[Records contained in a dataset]
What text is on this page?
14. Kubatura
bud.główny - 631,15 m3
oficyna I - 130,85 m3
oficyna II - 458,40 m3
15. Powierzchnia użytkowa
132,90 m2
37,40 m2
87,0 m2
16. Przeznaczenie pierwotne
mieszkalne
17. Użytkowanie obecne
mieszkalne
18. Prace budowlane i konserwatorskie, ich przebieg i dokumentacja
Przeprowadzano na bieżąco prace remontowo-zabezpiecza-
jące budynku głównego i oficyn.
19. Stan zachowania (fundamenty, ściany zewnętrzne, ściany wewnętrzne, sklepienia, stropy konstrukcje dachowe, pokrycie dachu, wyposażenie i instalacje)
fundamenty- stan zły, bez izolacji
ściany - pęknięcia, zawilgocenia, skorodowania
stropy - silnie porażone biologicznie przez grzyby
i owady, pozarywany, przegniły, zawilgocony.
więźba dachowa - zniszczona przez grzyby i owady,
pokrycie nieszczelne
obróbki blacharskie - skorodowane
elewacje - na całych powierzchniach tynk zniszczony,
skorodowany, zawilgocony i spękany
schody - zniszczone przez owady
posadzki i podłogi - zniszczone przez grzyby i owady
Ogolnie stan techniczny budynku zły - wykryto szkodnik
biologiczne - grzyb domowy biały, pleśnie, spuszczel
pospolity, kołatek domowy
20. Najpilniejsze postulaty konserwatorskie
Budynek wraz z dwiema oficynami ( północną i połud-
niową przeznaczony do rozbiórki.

▸ **Problem requirements**
Locate all lines in the listing above with the word "zawilgocony". Copy them.

▸ **Response**
i owady, pozarywany, przegniły, zawilgocony.
skorodowany, zawilgocony i spękany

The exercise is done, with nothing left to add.